--- Start of Entries shown ---

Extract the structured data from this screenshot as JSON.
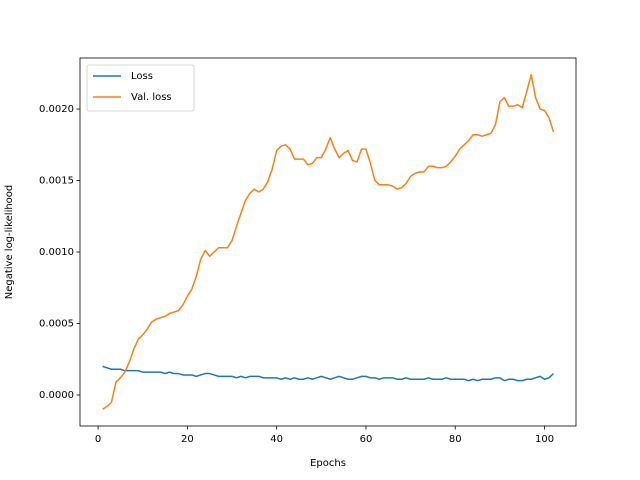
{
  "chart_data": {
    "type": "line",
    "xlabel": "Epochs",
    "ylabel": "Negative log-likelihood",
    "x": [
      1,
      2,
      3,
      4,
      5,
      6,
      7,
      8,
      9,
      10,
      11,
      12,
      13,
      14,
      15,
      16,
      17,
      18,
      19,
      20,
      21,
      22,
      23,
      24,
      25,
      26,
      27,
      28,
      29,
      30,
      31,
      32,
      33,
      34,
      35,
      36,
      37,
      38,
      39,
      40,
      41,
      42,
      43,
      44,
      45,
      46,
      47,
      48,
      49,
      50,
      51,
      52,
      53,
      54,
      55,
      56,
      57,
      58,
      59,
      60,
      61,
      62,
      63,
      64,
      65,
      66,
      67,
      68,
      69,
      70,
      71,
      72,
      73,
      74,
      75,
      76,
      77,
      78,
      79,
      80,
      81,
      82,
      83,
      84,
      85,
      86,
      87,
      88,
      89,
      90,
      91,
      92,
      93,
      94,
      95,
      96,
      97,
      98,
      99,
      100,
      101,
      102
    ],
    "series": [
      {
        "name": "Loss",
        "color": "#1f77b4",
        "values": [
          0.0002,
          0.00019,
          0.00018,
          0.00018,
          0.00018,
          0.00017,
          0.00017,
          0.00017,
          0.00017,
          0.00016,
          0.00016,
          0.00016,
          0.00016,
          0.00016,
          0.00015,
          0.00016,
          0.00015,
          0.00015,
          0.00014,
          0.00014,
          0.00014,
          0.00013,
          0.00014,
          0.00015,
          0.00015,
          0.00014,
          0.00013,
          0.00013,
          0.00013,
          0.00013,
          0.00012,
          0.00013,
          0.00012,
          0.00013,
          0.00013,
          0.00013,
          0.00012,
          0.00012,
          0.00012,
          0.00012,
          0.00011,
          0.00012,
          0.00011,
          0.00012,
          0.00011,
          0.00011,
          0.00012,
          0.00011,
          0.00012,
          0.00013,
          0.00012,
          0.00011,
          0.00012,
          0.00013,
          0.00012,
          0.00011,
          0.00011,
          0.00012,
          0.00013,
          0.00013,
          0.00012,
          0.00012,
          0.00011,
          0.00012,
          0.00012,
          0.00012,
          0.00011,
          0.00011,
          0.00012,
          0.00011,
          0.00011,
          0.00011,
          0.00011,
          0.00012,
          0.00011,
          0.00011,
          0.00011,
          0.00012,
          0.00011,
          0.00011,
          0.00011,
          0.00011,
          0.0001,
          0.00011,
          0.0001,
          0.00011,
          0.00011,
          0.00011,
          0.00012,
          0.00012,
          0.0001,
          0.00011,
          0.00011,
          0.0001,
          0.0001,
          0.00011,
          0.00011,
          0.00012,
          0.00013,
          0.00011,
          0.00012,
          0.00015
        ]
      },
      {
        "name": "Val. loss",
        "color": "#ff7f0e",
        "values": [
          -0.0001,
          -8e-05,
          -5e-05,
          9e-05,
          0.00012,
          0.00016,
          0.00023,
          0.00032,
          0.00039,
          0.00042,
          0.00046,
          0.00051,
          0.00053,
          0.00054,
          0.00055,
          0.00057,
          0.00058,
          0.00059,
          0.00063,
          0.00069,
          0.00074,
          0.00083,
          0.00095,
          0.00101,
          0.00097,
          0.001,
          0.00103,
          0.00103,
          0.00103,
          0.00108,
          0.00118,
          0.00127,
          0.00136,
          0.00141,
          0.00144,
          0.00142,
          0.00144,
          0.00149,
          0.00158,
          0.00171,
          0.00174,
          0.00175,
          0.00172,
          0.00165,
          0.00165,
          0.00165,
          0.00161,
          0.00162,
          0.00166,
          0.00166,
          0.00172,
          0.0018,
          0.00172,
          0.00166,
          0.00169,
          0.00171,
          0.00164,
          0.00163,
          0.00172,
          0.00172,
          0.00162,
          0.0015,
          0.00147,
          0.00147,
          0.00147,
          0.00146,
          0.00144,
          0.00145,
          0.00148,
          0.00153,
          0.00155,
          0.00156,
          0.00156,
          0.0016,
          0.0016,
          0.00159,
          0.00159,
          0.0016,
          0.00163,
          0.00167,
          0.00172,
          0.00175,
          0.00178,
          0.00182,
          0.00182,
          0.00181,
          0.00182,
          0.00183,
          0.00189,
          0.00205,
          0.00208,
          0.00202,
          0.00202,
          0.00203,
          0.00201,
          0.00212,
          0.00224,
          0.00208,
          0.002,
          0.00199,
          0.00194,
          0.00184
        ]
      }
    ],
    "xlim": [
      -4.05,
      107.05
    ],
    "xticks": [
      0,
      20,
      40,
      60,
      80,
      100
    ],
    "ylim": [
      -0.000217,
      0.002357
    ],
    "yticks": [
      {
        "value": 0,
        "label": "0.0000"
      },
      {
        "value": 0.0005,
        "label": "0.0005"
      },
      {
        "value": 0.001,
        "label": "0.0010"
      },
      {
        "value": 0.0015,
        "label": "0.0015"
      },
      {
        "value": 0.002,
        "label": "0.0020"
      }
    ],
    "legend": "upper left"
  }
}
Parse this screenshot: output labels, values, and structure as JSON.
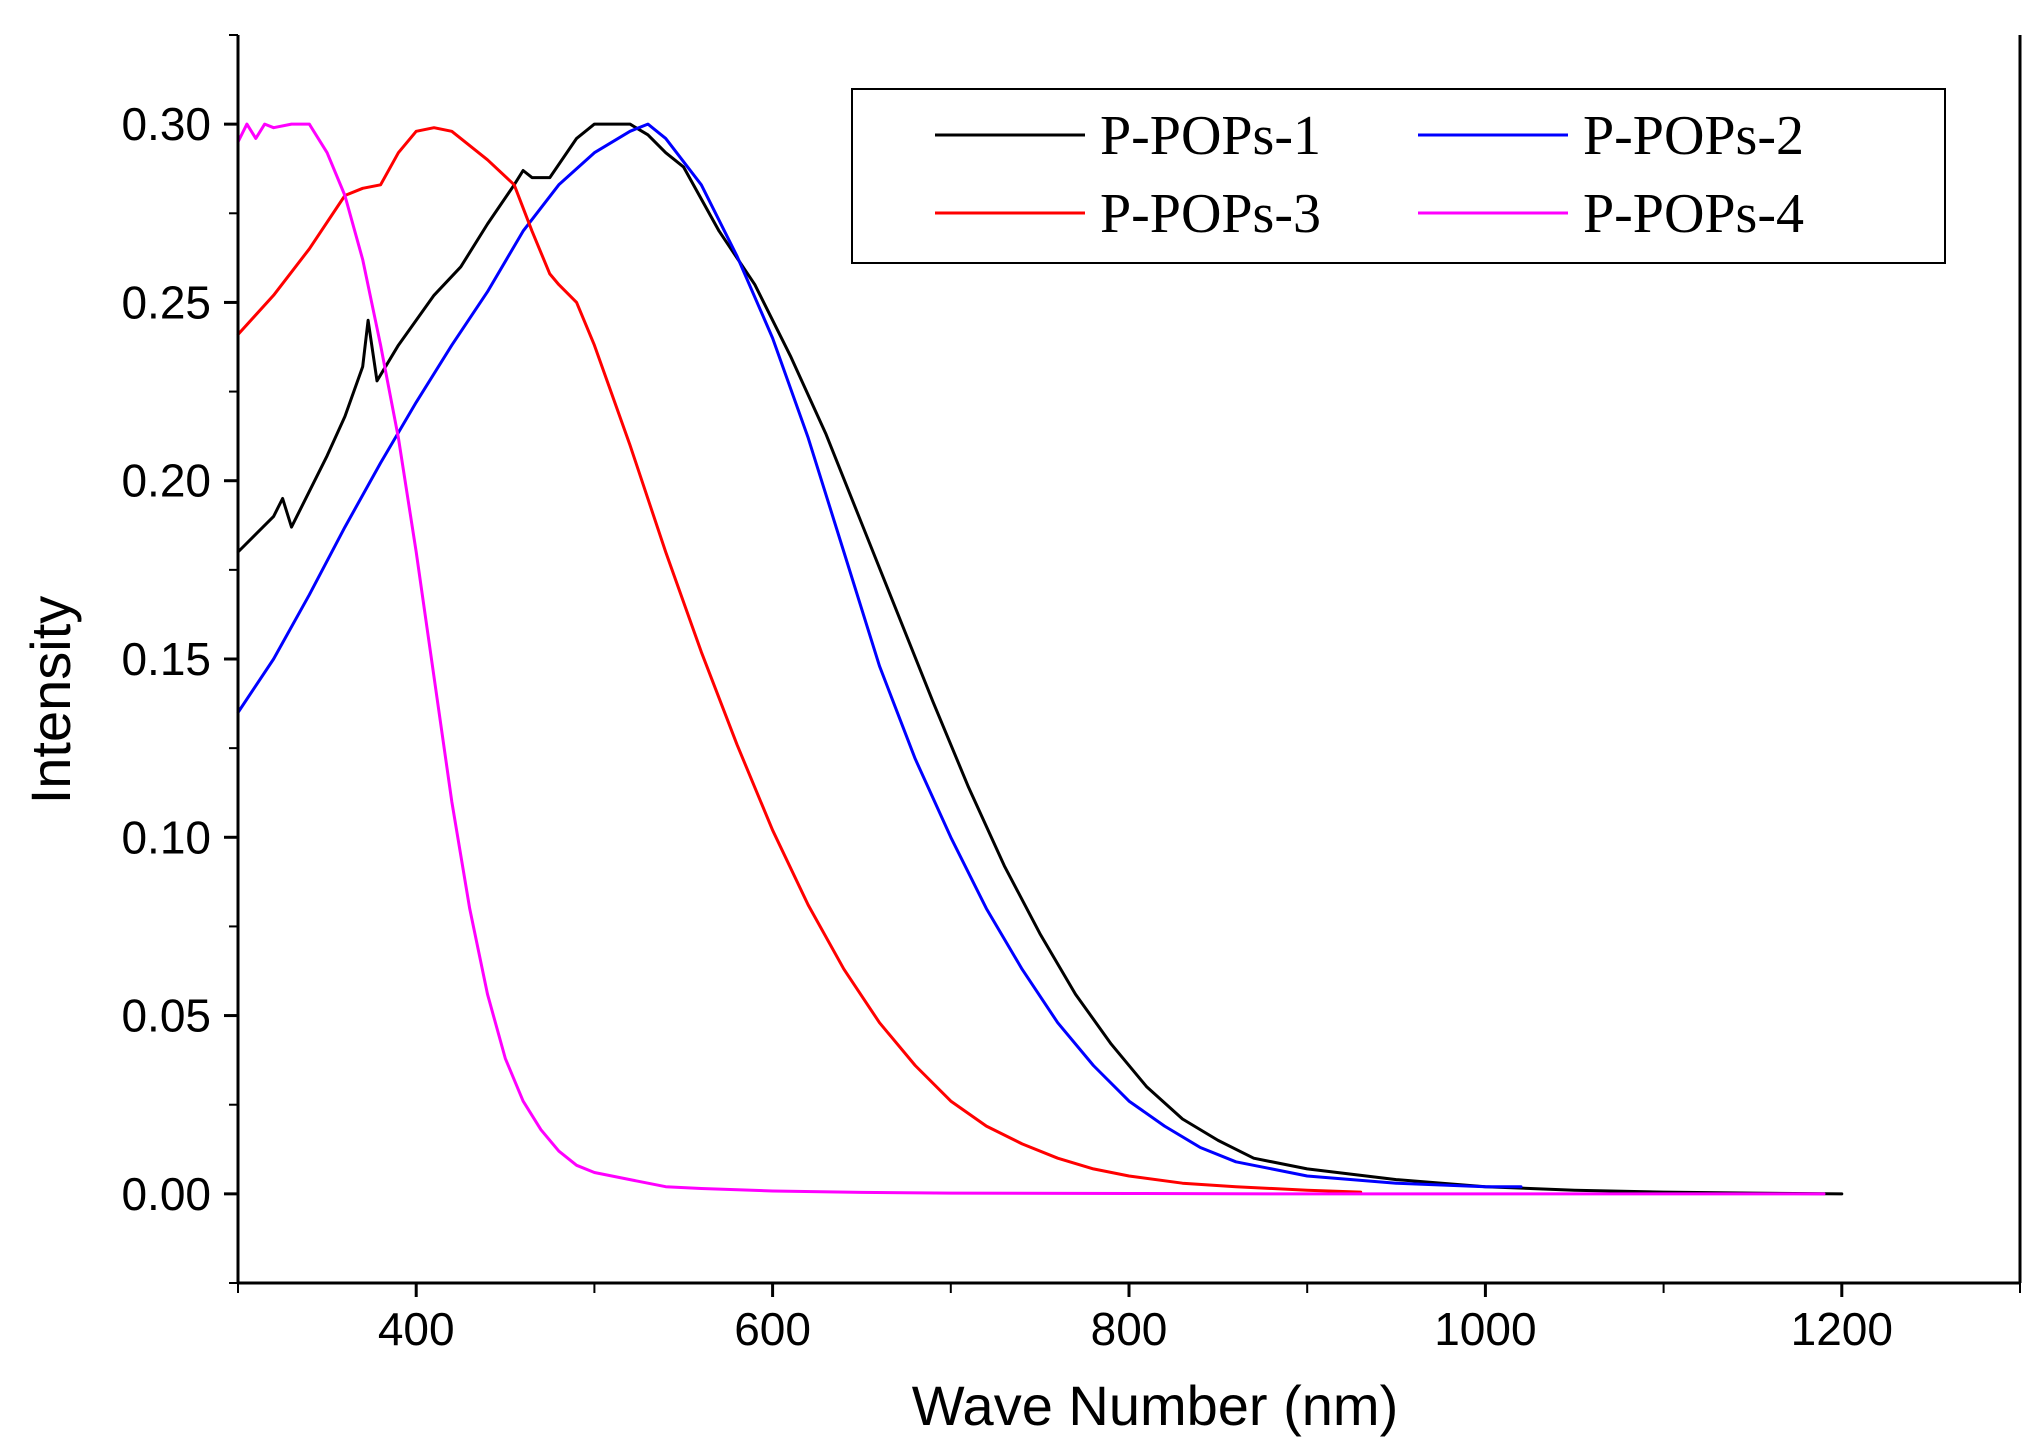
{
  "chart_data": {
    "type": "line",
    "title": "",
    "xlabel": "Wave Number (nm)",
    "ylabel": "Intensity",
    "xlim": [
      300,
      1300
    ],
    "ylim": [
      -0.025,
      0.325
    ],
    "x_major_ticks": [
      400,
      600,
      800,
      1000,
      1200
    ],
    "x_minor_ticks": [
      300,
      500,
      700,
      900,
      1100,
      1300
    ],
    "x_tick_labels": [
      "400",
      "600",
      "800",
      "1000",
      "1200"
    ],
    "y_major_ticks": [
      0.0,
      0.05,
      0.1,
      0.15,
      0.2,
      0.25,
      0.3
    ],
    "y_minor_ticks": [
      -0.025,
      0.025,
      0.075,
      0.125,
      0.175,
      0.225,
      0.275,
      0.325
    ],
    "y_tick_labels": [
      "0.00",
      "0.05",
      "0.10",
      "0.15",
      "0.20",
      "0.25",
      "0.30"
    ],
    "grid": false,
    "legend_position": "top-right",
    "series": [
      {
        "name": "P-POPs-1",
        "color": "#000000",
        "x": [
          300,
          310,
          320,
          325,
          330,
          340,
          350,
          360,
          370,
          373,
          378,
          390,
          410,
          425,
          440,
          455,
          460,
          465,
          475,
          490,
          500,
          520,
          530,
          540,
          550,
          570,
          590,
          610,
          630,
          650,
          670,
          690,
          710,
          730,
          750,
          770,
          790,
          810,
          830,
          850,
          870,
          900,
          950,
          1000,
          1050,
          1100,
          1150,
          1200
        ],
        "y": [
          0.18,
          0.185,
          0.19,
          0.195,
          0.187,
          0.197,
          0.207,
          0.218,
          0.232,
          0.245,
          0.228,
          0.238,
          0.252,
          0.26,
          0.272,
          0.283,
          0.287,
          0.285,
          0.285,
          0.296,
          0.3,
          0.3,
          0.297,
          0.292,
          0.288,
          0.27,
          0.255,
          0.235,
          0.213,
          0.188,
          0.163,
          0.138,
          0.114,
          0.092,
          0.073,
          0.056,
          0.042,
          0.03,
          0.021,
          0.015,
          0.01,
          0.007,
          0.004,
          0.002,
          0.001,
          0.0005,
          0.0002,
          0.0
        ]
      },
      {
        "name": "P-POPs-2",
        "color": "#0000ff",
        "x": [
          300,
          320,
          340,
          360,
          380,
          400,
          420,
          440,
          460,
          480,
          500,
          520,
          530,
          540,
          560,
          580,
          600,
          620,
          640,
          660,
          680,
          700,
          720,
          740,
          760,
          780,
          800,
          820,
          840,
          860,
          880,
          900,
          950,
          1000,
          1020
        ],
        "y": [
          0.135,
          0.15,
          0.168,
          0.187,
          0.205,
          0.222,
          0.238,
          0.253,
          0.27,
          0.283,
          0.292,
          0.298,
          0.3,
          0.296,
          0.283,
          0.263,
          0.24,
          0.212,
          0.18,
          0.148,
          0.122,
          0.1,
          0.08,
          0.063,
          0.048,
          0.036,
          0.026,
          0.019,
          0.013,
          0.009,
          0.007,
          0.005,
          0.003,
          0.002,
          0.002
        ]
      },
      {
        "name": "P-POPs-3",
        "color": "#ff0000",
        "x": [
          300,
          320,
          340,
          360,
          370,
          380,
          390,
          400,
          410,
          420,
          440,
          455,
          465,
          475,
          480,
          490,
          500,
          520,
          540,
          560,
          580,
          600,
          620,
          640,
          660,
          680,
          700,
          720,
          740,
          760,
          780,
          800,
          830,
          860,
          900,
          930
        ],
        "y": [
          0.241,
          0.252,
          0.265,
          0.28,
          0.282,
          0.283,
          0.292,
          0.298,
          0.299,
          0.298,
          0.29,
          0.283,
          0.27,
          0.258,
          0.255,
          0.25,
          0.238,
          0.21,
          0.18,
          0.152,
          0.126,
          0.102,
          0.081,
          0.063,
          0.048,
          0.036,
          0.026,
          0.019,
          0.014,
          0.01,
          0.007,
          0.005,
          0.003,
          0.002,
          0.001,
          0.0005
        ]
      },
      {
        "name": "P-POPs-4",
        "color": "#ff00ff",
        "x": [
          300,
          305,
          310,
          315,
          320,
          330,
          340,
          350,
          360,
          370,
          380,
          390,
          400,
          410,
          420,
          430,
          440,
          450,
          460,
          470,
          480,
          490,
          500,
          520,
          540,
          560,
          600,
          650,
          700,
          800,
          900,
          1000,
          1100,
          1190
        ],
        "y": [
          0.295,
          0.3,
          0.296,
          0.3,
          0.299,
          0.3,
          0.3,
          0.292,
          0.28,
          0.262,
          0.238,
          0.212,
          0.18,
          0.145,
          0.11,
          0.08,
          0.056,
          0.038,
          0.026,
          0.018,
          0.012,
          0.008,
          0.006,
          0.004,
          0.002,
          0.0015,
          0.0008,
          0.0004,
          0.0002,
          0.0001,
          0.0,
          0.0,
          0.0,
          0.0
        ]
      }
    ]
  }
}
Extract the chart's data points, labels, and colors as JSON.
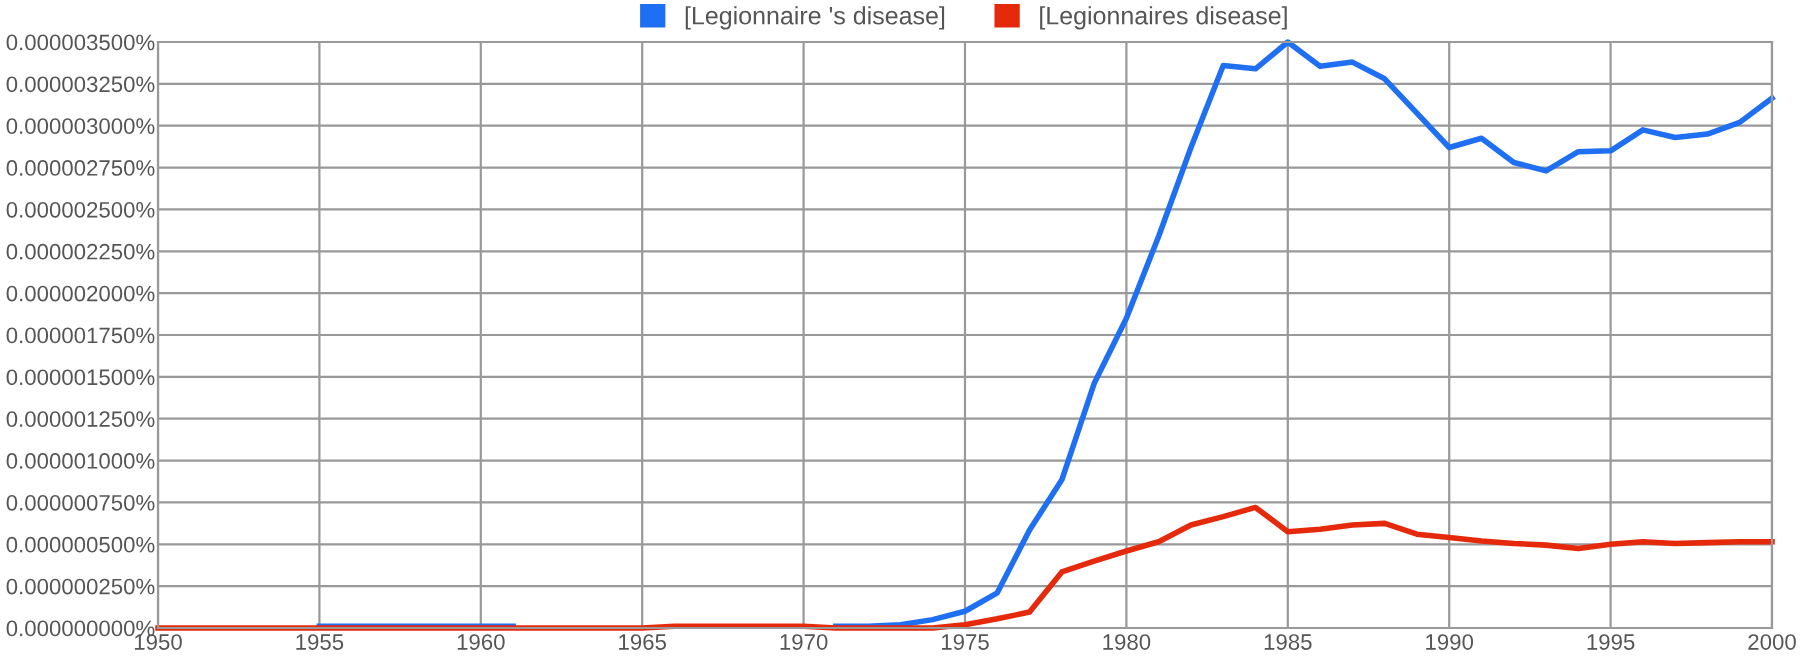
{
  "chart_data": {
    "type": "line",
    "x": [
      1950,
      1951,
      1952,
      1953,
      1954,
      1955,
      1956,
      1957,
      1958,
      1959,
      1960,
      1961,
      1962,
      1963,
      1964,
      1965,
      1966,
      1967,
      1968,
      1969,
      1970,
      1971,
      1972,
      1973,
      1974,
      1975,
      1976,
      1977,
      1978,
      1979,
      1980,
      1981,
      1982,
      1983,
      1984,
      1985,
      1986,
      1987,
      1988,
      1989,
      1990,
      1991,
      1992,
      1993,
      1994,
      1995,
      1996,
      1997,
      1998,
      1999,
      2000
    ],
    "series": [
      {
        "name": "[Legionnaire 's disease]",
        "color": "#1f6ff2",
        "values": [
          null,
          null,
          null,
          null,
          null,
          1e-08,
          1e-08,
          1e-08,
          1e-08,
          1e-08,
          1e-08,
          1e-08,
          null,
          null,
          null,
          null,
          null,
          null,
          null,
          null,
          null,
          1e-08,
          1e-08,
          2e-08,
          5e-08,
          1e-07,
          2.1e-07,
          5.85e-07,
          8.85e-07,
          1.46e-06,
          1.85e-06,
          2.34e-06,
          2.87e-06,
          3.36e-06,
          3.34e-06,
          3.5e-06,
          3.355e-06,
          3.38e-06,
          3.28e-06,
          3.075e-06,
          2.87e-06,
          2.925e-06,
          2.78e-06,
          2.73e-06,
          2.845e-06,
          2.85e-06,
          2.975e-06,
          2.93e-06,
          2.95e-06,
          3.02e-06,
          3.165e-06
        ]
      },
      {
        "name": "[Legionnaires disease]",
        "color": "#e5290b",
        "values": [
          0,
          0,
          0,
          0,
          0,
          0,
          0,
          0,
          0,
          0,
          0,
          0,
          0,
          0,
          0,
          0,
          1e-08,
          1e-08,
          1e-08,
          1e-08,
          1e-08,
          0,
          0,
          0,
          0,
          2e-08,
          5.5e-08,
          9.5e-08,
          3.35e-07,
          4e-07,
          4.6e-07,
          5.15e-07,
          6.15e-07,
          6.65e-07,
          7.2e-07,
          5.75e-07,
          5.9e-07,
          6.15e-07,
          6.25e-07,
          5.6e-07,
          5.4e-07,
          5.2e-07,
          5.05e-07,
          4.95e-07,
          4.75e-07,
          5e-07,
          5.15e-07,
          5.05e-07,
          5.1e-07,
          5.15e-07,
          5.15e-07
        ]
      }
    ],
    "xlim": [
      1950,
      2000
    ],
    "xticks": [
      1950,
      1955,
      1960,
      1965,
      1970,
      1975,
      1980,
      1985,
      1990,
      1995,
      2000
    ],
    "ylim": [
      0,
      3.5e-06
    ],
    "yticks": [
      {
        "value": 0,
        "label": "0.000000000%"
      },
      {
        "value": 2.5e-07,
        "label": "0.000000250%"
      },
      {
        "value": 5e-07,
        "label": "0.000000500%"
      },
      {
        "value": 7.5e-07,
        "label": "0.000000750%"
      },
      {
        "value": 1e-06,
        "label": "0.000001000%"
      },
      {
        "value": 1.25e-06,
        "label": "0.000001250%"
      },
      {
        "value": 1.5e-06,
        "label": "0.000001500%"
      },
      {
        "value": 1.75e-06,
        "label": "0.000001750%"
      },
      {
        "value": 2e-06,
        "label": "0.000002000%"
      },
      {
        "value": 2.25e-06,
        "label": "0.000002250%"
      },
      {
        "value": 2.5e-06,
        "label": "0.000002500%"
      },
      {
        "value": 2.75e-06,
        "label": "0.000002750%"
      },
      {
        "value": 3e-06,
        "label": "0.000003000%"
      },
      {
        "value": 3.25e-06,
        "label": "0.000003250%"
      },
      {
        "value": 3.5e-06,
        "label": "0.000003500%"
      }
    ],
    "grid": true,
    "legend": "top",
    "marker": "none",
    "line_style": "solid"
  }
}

--- End of Entries shown ---

# Exercise goal
How many lines of the entries above hold the string "Extract"? Reply with the number alone.

# Task output
2